The answer must restate the records below word for word.
(Input for this task Opens)
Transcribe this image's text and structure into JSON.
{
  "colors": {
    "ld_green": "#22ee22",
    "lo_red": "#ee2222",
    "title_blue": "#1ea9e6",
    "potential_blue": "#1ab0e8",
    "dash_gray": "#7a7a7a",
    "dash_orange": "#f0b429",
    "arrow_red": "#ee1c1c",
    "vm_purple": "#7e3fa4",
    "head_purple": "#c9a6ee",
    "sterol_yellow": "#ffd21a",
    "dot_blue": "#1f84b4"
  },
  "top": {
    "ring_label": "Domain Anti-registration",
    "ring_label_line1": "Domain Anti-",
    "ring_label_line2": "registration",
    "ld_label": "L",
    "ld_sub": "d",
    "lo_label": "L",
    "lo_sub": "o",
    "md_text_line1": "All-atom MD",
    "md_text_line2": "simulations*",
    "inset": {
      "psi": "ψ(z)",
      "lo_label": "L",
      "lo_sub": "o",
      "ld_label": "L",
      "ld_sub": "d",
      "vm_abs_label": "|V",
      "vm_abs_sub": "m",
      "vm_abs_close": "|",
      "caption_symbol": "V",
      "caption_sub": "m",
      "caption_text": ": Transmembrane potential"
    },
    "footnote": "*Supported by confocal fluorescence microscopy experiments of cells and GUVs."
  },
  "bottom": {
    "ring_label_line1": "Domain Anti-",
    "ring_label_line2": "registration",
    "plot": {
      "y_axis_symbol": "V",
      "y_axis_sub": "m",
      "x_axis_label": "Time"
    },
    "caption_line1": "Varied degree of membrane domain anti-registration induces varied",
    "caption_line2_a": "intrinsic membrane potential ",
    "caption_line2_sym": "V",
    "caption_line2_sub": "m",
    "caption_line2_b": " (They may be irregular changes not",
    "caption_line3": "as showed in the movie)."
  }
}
(Input for this task Closes)
■ **Output for this exercise**
Transcribe this image's text and structure into JSON.
{
  "colors": {
    "ld_green": "#22ee22",
    "lo_red": "#ee2222",
    "title_blue": "#1ea9e6",
    "potential_blue": "#1ab0e8",
    "dash_gray": "#7a7a7a",
    "dash_orange": "#f0b429",
    "arrow_red": "#ee1c1c",
    "vm_purple": "#7e3fa4",
    "head_purple": "#c9a6ee",
    "sterol_yellow": "#ffd21a",
    "dot_blue": "#1f84b4"
  },
  "top": {
    "ring_label": "Domain Anti-registration",
    "ring_label_line1": "Domain Anti-",
    "ring_label_line2": "registration",
    "ld_label": "L",
    "ld_sub": "d",
    "lo_label": "L",
    "lo_sub": "o",
    "md_text_line1": "All-atom MD",
    "md_text_line2": "simulations*",
    "inset": {
      "psi": "ψ(z)",
      "lo_label": "L",
      "lo_sub": "o",
      "ld_label": "L",
      "ld_sub": "d",
      "vm_abs_label": "|V",
      "vm_abs_sub": "m",
      "vm_abs_close": "|",
      "caption_symbol": "V",
      "caption_sub": "m",
      "caption_text": ": Transmembrane potential"
    },
    "footnote": "*Supported by confocal fluorescence microscopy experiments of cells and GUVs."
  },
  "bottom": {
    "ring_label_line1": "Domain Anti-",
    "ring_label_line2": "registration",
    "plot": {
      "y_axis_symbol": "V",
      "y_axis_sub": "m",
      "x_axis_label": "Time"
    },
    "caption_line1": "Varied degree of membrane domain anti-registration induces varied",
    "caption_line2_a": "intrinsic membrane potential ",
    "caption_line2_sym": "V",
    "caption_line2_sub": "m",
    "caption_line2_b": " (They may be irregular changes not",
    "caption_line3": "as showed in the movie)."
  }
}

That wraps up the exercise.